| DIRECTIONS FOR THIS TASK |
Pull out the rows from the first one through the line containing "day-vwap-button[interactable]: Day VWAP", and repeat them exactly.

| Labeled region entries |

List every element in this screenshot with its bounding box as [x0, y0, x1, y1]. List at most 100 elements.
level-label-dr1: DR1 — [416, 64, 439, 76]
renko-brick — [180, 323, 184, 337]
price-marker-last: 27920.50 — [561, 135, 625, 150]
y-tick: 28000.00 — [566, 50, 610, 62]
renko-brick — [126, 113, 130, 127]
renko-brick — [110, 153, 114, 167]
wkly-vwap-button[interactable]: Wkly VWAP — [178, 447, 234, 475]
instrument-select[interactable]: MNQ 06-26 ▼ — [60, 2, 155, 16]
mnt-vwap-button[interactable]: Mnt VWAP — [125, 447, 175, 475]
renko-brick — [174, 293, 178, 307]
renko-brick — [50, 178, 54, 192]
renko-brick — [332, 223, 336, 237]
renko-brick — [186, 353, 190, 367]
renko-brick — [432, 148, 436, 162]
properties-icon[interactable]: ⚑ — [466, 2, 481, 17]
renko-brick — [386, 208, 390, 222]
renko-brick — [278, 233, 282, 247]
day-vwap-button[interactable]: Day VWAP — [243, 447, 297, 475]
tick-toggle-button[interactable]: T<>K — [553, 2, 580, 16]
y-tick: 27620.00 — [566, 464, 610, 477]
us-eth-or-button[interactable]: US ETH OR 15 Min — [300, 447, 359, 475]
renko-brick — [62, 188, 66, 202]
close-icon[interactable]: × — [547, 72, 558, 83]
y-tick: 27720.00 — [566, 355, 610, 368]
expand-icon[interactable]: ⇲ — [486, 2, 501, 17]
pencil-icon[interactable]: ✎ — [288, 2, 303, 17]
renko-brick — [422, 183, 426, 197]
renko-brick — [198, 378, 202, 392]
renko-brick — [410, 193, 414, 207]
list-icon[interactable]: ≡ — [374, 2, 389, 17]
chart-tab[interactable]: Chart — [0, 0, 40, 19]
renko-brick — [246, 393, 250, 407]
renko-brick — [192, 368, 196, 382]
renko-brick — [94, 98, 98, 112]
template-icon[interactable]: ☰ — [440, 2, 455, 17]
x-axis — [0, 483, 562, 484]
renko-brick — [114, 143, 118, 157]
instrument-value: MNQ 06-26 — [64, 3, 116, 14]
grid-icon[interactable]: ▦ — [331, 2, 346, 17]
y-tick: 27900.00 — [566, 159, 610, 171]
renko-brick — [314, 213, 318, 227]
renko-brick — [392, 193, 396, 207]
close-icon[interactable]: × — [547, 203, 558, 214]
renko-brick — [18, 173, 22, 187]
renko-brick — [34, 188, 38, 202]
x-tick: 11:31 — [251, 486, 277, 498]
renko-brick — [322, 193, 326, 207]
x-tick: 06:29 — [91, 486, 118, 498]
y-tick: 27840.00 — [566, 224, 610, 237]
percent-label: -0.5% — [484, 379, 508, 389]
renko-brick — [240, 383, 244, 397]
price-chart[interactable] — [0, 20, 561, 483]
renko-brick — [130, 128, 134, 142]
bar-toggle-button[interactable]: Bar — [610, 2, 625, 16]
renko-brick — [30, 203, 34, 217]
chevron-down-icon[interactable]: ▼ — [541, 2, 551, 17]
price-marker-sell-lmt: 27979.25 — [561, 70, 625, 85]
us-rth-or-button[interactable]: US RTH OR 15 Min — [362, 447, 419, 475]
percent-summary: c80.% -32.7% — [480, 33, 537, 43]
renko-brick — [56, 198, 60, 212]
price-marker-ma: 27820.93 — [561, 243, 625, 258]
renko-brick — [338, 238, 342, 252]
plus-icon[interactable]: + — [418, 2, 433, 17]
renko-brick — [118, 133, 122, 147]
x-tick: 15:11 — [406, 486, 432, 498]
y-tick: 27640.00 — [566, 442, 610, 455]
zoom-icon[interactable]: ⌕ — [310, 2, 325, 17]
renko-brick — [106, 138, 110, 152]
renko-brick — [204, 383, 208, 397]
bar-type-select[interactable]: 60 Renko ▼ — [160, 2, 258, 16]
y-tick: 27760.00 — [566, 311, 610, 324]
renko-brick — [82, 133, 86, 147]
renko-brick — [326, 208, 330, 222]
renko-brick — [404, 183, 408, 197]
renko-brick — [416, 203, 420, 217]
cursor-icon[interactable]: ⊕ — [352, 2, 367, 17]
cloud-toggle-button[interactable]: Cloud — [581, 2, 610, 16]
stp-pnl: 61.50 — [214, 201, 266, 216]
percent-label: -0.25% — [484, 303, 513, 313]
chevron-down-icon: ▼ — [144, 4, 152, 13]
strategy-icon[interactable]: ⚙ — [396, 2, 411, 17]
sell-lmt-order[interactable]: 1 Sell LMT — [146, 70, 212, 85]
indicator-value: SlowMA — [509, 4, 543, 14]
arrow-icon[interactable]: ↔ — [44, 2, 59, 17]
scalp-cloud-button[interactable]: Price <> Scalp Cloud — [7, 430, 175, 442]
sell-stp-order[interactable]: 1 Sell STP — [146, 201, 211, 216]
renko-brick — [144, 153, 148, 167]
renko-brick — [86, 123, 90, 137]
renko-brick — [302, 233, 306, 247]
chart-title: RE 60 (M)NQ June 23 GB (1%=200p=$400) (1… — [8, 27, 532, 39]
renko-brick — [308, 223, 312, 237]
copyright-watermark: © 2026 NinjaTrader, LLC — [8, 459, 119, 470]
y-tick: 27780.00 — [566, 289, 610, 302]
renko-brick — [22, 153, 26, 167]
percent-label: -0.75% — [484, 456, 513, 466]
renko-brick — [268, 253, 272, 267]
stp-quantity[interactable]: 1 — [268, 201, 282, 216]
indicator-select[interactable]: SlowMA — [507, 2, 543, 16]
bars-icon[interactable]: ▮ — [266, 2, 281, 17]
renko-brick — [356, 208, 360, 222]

| RESPONSE TO THE EXERCISE |
List every element in this screenshot with its bounding box as [x0, y0, x1, y1]. List at most 100 elements.
level-label-dr1: DR1 — [416, 64, 439, 76]
renko-brick — [180, 323, 184, 337]
price-marker-last: 27920.50 — [561, 135, 625, 150]
y-tick: 28000.00 — [566, 50, 610, 62]
renko-brick — [126, 113, 130, 127]
renko-brick — [110, 153, 114, 167]
wkly-vwap-button[interactable]: Wkly VWAP — [178, 447, 234, 475]
instrument-select[interactable]: MNQ 06-26 ▼ — [60, 2, 155, 16]
mnt-vwap-button[interactable]: Mnt VWAP — [125, 447, 175, 475]
renko-brick — [174, 293, 178, 307]
renko-brick — [50, 178, 54, 192]
renko-brick — [332, 223, 336, 237]
renko-brick — [186, 353, 190, 367]
renko-brick — [432, 148, 436, 162]
properties-icon[interactable]: ⚑ — [466, 2, 481, 17]
renko-brick — [386, 208, 390, 222]
renko-brick — [278, 233, 282, 247]
day-vwap-button[interactable]: Day VWAP — [243, 447, 297, 475]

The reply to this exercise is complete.